- WORK TO DO -
Copy out the lines that include the word "SETS".

____ DATASET RECORDS

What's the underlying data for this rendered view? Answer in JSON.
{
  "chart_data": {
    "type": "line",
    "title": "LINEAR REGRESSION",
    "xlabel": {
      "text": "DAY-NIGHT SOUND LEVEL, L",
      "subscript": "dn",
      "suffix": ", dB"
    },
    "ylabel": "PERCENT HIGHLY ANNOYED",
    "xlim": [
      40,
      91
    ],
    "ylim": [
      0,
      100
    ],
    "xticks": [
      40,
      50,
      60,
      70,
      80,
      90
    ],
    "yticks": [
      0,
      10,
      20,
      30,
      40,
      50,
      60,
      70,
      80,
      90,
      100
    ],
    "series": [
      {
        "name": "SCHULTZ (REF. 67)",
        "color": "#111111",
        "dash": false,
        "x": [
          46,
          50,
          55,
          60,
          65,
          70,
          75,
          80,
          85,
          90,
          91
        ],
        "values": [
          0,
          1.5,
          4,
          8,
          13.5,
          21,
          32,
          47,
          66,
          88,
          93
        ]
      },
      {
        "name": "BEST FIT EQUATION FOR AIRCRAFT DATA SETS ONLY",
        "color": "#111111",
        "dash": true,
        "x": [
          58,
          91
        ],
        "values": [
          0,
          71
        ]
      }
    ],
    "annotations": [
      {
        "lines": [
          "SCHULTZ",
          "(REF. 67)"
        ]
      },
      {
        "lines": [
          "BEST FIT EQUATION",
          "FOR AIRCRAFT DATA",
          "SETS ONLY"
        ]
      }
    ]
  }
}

________

- COMPLETED EXERCISE -
        "name": "BEST FIT EQUATION FOR AIRCRAFT DATA SETS ONLY",
          "SETS ONLY"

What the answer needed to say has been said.